Locate the lines where "главой" occurs and copy them as they stand.
-- start of Data for the task --
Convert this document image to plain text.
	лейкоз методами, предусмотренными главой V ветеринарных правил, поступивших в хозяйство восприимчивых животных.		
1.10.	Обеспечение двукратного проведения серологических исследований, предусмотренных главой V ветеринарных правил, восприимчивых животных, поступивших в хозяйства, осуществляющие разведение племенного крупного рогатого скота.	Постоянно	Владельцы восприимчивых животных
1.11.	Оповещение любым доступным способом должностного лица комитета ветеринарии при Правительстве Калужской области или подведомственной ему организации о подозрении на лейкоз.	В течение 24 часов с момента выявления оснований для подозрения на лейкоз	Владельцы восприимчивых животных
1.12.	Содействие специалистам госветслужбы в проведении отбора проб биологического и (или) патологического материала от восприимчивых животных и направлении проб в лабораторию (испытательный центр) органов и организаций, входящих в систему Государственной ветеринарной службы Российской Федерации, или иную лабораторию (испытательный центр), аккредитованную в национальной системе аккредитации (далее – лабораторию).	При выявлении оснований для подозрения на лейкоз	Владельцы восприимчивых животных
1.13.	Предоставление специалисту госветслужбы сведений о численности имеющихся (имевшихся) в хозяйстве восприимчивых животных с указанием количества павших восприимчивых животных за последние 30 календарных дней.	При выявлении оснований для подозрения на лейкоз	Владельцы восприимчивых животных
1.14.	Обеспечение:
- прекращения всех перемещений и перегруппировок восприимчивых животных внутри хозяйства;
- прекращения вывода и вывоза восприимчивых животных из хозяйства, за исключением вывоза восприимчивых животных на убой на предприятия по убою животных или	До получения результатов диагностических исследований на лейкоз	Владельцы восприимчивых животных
-- end of Data for the task --
◆ **Result of this task**
	лейкоз методами, предусмотренными главой V ветеринарных правил, поступивших в хозяйство восприимчивых животных.		
1.10.	Обеспечение двукратного проведения серологических исследований, предусмотренных главой V ветеринарных правил, восприимчивых животных, поступивших в хозяйства, осуществляющие разведение племенного крупного рогатого скота.	Постоянно	Владельцы восприимчивых животных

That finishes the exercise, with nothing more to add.